[Start Dataset rows]

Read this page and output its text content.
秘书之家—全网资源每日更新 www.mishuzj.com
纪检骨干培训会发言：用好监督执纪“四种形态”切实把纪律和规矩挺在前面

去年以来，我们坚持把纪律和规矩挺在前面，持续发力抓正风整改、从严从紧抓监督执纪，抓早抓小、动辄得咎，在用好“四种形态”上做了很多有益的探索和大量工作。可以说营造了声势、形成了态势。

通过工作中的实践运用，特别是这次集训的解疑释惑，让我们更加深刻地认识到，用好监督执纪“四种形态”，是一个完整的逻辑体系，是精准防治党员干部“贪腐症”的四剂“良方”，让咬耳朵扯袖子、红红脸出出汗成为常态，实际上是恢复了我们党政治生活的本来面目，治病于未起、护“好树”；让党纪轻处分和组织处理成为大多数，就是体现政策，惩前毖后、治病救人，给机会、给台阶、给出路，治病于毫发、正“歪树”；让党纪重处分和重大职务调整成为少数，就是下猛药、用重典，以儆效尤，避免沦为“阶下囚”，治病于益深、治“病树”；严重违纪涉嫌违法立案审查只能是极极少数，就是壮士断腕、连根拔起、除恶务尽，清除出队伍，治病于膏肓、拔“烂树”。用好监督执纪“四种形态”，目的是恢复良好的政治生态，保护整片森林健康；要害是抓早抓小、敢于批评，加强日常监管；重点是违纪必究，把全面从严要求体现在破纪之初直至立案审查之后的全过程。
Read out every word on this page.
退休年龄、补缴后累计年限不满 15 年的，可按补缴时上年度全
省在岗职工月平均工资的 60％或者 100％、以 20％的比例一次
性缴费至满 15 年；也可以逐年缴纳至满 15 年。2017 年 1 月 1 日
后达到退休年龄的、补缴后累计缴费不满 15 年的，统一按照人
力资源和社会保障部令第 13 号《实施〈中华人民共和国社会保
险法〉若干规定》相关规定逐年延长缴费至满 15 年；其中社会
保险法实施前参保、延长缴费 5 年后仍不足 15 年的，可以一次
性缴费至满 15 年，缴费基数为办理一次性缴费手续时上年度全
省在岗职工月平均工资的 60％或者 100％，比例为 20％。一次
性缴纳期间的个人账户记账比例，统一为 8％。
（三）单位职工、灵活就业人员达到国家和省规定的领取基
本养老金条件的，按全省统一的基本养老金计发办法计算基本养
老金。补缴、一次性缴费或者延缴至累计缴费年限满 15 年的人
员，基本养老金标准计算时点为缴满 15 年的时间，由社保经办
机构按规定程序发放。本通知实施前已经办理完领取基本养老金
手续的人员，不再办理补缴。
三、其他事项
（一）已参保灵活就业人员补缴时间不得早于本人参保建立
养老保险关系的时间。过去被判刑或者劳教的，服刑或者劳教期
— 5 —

[End Dataset rows]

Everything from the line containing "Read out every word on this page." to the last line of the entries above should be quoted exactly, and only that.

**Solved exercise:**
Read out every word on this page.
退休年龄、补缴后累计年限不满 15 年的，可按补缴时上年度全
省在岗职工月平均工资的 60％或者 100％、以 20％的比例一次
性缴费至满 15 年；也可以逐年缴纳至满 15 年。2017 年 1 月 1 日
后达到退休年龄的、补缴后累计缴费不满 15 年的，统一按照人
力资源和社会保障部令第 13 号《实施〈中华人民共和国社会保
险法〉若干规定》相关规定逐年延长缴费至满 15 年；其中社会
保险法实施前参保、延长缴费 5 年后仍不足 15 年的，可以一次
性缴费至满 15 年，缴费基数为办理一次性缴费手续时上年度全
省在岗职工月平均工资的 60％或者 100％，比例为 20％。一次
性缴纳期间的个人账户记账比例，统一为 8％。
（三）单位职工、灵活就业人员达到国家和省规定的领取基
本养老金条件的，按全省统一的基本养老金计发办法计算基本养
老金。补缴、一次性缴费或者延缴至累计缴费年限满 15 年的人
员，基本养老金标准计算时点为缴满 15 年的时间，由社保经办
机构按规定程序发放。本通知实施前已经办理完领取基本养老金
手续的人员，不再办理补缴。
三、其他事项
（一）已参保灵活就业人员补缴时间不得早于本人参保建立
养老保险关系的时间。过去被判刑或者劳教的，服刑或者劳教期
— 5 —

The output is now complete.